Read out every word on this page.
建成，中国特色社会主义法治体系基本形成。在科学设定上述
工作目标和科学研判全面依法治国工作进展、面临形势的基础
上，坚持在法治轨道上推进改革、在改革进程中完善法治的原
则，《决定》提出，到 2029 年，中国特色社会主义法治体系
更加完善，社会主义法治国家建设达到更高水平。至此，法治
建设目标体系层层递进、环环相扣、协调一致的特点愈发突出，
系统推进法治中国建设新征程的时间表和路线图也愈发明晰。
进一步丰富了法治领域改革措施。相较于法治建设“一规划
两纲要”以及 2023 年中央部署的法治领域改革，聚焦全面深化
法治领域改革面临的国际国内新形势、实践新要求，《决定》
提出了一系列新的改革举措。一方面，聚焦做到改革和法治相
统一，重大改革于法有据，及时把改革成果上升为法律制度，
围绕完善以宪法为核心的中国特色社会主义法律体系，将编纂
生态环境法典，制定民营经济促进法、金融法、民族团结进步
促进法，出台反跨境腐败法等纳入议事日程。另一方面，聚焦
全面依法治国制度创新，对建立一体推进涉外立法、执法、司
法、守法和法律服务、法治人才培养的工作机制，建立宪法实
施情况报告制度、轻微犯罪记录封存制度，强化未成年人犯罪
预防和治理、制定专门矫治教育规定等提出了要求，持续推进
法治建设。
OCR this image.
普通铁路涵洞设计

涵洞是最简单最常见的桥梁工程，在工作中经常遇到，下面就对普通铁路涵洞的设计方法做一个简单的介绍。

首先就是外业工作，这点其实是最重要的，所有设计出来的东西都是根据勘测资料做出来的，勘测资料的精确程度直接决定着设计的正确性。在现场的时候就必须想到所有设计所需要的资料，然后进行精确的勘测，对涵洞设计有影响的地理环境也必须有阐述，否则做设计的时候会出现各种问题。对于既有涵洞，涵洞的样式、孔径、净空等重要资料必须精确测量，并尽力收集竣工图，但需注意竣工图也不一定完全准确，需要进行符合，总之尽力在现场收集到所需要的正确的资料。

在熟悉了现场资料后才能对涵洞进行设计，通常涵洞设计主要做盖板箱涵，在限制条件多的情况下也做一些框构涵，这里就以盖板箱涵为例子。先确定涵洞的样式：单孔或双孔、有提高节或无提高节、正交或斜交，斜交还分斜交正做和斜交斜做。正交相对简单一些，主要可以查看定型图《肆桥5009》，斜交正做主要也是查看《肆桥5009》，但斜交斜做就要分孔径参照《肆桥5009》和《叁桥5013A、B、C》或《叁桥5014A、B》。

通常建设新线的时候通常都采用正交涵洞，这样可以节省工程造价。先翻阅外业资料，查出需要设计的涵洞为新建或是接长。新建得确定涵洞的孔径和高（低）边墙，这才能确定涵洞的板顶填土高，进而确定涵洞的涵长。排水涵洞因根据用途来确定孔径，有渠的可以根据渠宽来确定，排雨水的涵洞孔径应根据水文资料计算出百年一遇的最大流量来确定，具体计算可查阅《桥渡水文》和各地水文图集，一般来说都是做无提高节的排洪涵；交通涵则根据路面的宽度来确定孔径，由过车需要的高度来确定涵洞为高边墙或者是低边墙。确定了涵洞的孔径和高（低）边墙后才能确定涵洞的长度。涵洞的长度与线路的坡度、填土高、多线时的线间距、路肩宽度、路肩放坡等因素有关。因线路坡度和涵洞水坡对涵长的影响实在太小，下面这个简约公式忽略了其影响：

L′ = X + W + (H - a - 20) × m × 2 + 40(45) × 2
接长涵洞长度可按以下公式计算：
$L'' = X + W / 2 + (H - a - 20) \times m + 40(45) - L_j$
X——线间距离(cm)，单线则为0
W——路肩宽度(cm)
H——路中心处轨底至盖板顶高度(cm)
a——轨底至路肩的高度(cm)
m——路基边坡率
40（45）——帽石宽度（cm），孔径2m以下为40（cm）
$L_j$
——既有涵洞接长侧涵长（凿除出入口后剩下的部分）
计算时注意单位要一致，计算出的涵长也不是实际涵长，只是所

+---+

* THE TASK
Report each line in the data that holds the word "this".

* EXPECTED ANSWER
Read out every word on this page.
OCR this image.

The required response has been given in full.